Exercise goal | Take every line from the listing below that contains "color".

Extracted material |
__________________________________________________
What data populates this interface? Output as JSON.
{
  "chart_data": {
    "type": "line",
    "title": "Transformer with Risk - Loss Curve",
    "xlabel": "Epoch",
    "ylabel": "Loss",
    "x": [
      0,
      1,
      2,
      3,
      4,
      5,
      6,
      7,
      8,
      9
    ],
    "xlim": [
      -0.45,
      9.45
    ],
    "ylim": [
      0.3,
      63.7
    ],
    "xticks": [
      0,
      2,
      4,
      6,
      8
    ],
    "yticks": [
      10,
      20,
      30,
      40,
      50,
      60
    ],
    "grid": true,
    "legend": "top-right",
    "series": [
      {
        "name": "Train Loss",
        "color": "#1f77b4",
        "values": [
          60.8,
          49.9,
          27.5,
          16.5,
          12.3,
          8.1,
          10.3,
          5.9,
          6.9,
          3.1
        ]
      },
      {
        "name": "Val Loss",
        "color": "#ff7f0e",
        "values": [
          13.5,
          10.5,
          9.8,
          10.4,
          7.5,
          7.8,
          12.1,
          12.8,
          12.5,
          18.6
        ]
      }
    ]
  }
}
__________________________________________________
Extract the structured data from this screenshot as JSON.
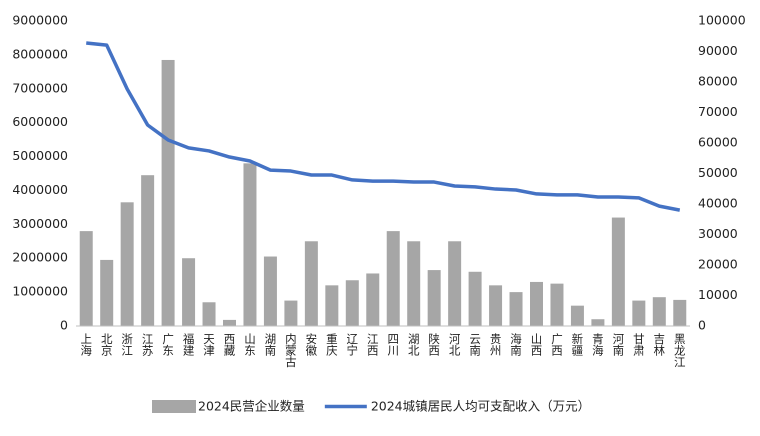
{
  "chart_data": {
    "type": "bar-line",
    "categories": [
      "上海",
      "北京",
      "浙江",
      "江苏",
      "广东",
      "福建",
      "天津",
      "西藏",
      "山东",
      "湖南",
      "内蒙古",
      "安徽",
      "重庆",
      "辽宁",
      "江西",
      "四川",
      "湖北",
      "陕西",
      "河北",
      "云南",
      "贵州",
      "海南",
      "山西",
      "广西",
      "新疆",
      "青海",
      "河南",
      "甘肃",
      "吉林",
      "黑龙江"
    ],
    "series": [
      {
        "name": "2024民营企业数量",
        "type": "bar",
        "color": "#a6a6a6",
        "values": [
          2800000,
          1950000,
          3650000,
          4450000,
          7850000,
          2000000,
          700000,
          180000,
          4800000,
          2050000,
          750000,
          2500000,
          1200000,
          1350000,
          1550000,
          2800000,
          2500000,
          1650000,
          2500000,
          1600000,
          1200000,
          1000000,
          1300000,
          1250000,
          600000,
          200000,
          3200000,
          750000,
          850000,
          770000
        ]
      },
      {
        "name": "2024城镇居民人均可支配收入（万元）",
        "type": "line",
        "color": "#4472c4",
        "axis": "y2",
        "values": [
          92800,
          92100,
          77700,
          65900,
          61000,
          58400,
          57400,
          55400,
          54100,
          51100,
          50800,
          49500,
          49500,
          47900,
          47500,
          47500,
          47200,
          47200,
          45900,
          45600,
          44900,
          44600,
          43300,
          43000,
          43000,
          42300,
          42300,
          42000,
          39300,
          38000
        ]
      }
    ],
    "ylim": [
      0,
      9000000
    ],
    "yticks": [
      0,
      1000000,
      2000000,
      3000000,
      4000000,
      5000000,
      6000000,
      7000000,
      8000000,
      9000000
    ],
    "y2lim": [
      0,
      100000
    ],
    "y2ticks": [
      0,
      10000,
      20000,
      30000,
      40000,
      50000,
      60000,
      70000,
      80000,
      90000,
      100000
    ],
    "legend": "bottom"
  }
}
__________________________________________________
Solution for this problem |
        "color": "#1f77b4",
        "color": "#ff7f0e",
        "color": "#a6a6a6",
        "color": "#4472c4",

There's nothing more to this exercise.